## Dataset rows
----------
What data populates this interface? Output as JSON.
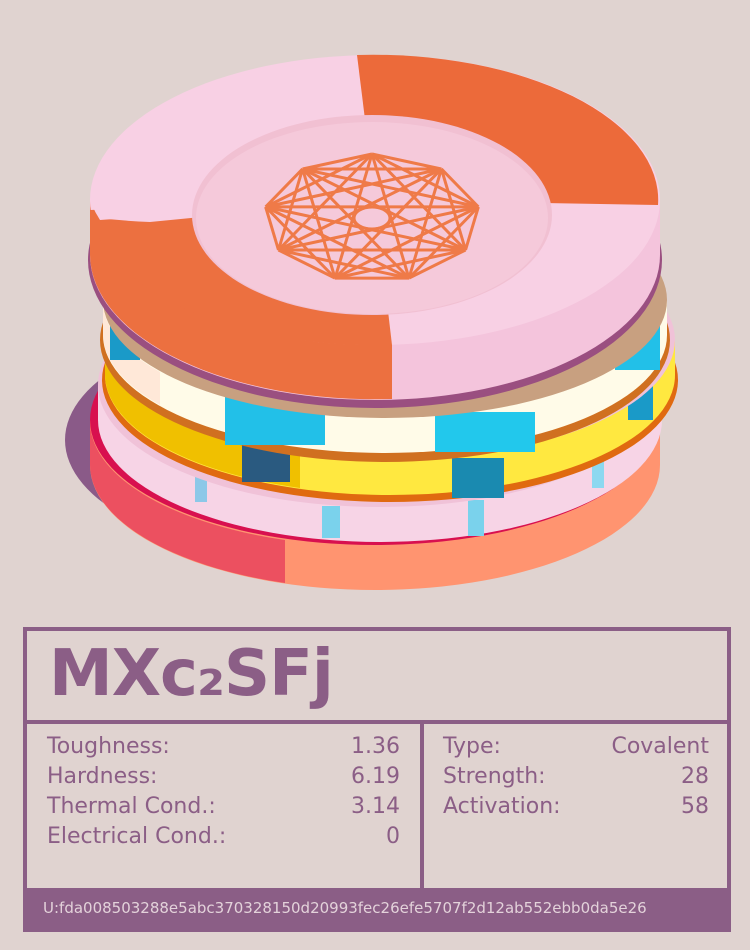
{
  "card": {
    "title": "MXc₂SFj",
    "properties": [
      {
        "label": "Toughness:",
        "value": "1.36"
      },
      {
        "label": "Hardness:",
        "value": "6.19"
      },
      {
        "label": "Thermal Cond.:",
        "value": "3.14"
      },
      {
        "label": "Electrical Cond.:",
        "value": "0"
      }
    ],
    "bond": [
      {
        "label": "Type:",
        "value": "Covalent"
      },
      {
        "label": "Strength:",
        "value": "28"
      },
      {
        "label": "Activation:",
        "value": "58"
      }
    ],
    "uid": "U:fda008503288e5abc370328150d20993fec26efe5707f2d12ab552ebb0da5e26"
  }
}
----------
## What needs to be done
Gather from the entries above all lines that include the string "label".

## The reply
        "label": "Toughness:",
        "label": "Hardness:",
        "label": "Thermal Cond.:",
        "label": "Electrical Cond.:",
        "label": "Type:",
        "label": "Strength:",
        "label": "Activation:",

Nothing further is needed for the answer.